The records below must be written out exactly, with every picture left behind.

[Collected data entries]

● ● ● ● ● ● ●

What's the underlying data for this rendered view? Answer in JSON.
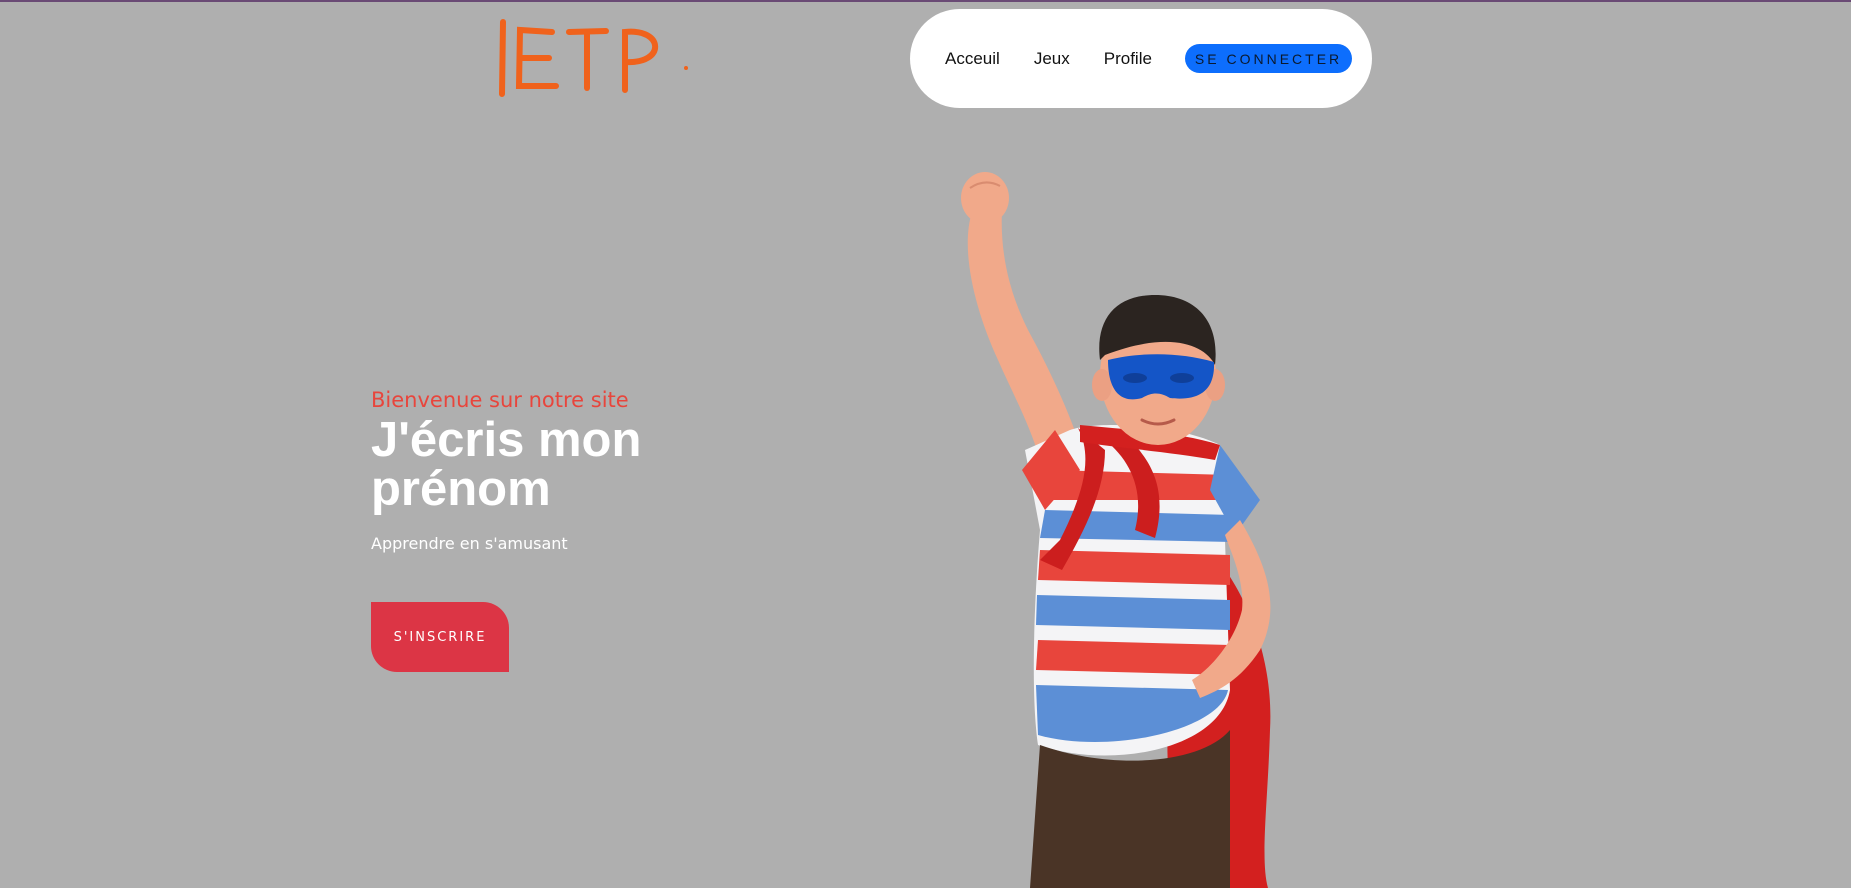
{
  "logo": {
    "text": "ETP",
    "color": "#f0621c"
  },
  "nav": {
    "links": [
      "Acceuil",
      "Jeux",
      "Profile"
    ],
    "login_label": "SE CONNECTER"
  },
  "hero": {
    "subtitle": "Bienvenue sur notre site",
    "title": "J'écris mon prénom",
    "tagline": "Apprendre en s'amusant",
    "cta_label": "S'INSCRIRE"
  },
  "colors": {
    "background": "#afafaf",
    "accent_red": "#dc3545",
    "primary_blue": "#0d6efd",
    "logo_orange": "#f0621c"
  }
}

● ● ● ● ● ● ●

#### THE REPLY
What's the underlying data for this rendered view? Answer in JSON.
{
  "logo": {
    "text": "ETP",
    "color": "#f0621c"
  },
  "nav": {
    "links": [
      "Acceuil",
      "Jeux",
      "Profile"
    ],
    "login_label": "SE CONNECTER"
  },
  "hero": {
    "subtitle": "Bienvenue sur notre site",
    "title": "J'écris mon prénom",
    "tagline": "Apprendre en s'amusant",
    "cta_label": "S'INSCRIRE"
  },
  "colors": {
    "background": "#afafaf",
    "accent_red": "#dc3545",
    "primary_blue": "#0d6efd",
    "logo_orange": "#f0621c"
  }
}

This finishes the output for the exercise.